## 作業指示
- A) 一覧の先頭の行から「spectrum-panel — [1594, 306, 1698, 402]」を含む行までを、両端の行も含めて一字も変えずに出力してください。
- B) 松江の魅力をめぐる対談について、本文の最後の文に続く部分を書き進めてください。

## 掲載本文
■ ■ ■ ■ ■ ■ ■

田渕 松江は「雅(みやび)」があります。それを今まで外にアピールしてきていないんですよね。上定市長は外から松江を見た経験を基に、松江のすばらしさに気づいたということですね。

市長 本市が2月に策定した観光戦略プランでは、そのコンセプト「Authentic Japan “MATSUE”」ホンモノの日本があるまち松江としました。確かにシンガポールや米国で暮らしたからこそ松江の魅力が世界に誇れるものだと確信しました。それを市民の皆さんと共有し、海外にも発信していきたいですね。
 

小泉八雲旧居に隣接する小泉八雲記念館(松江市奥谷町)
 

「ヘルンとセツ」新時代の道標に


田渕 私も23歳でドイツに留学し、外から日本を見ました。この経験がなければ、日本のことはわからなかったと思います。それから、日本の感覚、すばらしさをどう表現するかに心を砕いてきました。
 
 私にとってのテーマは日本と女性です。ずっと日本をどう描くか、日本とは何かという思いをもって作品を手掛けてきました。今回はそのひな形として「ヘルンとセツ」という作品で世に問いました。

■ ■ ■ ■ ■ ■ ■

## 提供された一覧

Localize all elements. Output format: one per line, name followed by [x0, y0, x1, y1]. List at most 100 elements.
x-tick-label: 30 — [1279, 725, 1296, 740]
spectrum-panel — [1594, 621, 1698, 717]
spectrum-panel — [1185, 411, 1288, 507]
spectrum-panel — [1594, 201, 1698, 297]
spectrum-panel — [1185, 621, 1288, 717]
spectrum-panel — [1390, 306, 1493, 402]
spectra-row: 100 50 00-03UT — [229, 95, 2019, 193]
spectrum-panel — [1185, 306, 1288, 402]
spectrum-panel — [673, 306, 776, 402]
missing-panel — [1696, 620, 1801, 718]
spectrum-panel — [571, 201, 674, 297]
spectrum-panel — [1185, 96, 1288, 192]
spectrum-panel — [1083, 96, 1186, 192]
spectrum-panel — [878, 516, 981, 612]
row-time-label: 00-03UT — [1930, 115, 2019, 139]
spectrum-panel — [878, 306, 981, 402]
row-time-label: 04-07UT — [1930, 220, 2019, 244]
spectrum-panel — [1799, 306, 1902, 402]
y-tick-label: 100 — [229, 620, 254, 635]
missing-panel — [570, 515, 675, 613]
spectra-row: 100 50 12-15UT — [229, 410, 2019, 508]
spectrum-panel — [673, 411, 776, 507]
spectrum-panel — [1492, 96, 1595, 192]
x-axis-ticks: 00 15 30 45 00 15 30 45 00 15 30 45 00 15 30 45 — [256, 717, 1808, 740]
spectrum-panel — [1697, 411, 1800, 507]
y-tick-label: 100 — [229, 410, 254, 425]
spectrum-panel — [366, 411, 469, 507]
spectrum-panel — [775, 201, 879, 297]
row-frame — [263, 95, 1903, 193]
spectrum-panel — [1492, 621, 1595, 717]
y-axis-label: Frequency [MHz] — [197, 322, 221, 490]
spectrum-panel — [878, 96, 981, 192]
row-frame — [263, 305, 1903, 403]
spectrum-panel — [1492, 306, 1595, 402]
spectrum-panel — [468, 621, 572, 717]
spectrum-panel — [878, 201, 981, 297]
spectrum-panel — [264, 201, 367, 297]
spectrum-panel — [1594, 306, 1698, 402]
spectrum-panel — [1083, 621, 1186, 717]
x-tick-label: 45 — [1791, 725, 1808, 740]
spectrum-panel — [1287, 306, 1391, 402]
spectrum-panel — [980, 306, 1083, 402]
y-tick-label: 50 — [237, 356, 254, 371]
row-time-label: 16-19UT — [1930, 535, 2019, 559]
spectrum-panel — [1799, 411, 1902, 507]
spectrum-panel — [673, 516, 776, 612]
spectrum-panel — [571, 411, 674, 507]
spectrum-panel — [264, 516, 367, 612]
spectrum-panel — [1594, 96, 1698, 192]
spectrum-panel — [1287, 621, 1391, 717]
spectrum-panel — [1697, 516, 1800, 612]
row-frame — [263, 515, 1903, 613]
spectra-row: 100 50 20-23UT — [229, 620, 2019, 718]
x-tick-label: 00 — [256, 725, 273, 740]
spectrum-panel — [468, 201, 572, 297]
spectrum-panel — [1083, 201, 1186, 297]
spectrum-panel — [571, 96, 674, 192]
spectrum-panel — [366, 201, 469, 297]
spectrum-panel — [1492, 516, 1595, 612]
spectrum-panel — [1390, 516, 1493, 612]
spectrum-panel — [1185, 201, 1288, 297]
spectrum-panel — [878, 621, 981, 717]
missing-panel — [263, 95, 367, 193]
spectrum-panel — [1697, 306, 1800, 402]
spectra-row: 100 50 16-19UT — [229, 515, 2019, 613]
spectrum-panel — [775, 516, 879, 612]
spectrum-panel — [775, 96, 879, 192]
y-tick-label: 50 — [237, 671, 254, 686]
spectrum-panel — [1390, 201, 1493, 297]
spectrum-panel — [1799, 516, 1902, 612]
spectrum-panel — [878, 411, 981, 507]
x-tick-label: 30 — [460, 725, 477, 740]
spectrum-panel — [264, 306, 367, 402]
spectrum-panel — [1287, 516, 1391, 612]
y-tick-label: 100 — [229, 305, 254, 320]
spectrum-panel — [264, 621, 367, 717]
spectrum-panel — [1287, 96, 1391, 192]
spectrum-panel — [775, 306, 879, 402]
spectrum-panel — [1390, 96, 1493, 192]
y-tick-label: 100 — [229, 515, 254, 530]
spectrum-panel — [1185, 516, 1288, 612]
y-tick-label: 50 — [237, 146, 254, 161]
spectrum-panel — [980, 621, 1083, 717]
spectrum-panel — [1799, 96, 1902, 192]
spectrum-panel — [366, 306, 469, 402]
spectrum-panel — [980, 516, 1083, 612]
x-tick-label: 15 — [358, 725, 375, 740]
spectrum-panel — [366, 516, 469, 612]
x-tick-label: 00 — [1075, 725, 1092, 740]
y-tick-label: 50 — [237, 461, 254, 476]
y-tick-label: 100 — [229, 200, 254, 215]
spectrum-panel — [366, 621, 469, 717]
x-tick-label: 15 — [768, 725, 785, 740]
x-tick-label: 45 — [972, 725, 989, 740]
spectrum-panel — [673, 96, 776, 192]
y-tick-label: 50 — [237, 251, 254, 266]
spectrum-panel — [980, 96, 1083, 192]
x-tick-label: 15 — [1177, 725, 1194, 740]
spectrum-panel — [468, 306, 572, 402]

■ ■ ■ ■ ■ ■ ■

## 課題の解答
- A)
Localize all elements. Output format: one per line, name followed by [x0, y0, x1, y1]. List at most 100 elements.
x-tick-label: 30 — [1279, 725, 1296, 740]
spectrum-panel — [1594, 621, 1698, 717]
spectrum-panel — [1185, 411, 1288, 507]
spectrum-panel — [1594, 201, 1698, 297]
spectrum-panel — [1185, 621, 1288, 717]
spectrum-panel — [1390, 306, 1493, 402]
spectra-row: 100 50 00-03UT — [229, 95, 2019, 193]
spectrum-panel — [1185, 306, 1288, 402]
spectrum-panel — [673, 306, 776, 402]
missing-panel — [1696, 620, 1801, 718]
spectrum-panel — [571, 201, 674, 297]
spectrum-panel — [1185, 96, 1288, 192]
spectrum-panel — [1083, 96, 1186, 192]
spectrum-panel — [878, 516, 981, 612]
row-time-label: 00-03UT — [1930, 115, 2019, 139]
spectrum-panel — [878, 306, 981, 402]
row-time-label: 04-07UT — [1930, 220, 2019, 244]
spectrum-panel — [1799, 306, 1902, 402]
y-tick-label: 100 — [229, 620, 254, 635]
missing-panel — [570, 515, 675, 613]
spectra-row: 100 50 12-15UT — [229, 410, 2019, 508]
spectrum-panel — [673, 411, 776, 507]
spectrum-panel — [1492, 96, 1595, 192]
x-axis-ticks: 00 15 30 45 00 15 30 45 00 15 30 45 00 15 30 45 — [256, 717, 1808, 740]
spectrum-panel — [1697, 411, 1800, 507]
y-tick-label: 100 — [229, 410, 254, 425]
spectrum-panel — [366, 411, 469, 507]
spectrum-panel — [775, 201, 879, 297]
row-frame — [263, 95, 1903, 193]
spectrum-panel — [1492, 621, 1595, 717]
y-axis-label: Frequency [MHz] — [197, 322, 221, 490]
spectrum-panel — [878, 96, 981, 192]
row-frame — [263, 305, 1903, 403]
spectrum-panel — [1492, 306, 1595, 402]
spectrum-panel — [468, 621, 572, 717]
spectrum-panel — [878, 201, 981, 297]
spectrum-panel — [264, 201, 367, 297]
spectrum-panel — [1594, 306, 1698, 402]

- B)
市長 海外では率直な物言いをしますが、山陰独特のほのめかす文化や行間を読む所作は奥ゆかしく上品です。一方で、時として外交的になって自慢したり挑戦することも必要です。

 本市が現在取り組んでいる「MATSUE起業エコシステム」は、産官学金の連携で新しいビジネスモデルを生み出す仕組みをつくるもので、松江でチャレンジできる環境を整えます。ハーンの唱えた「オープン・マインド」の精神につながる、チームワークを活かした積極的な取組みです。

田渕 「ヘルンとセツ」のドラマ化に向けても動いていきたいです。

市長 ドラマ化されれば、多くの方に松江を知ってもらう機会になります。セツという女性の生き方が私たちに勇気を与え、次の時代にどうあるべきかという示唆に富んだドラマになると期待しています。新しい時代の道標が見つかるのではないでしょうか。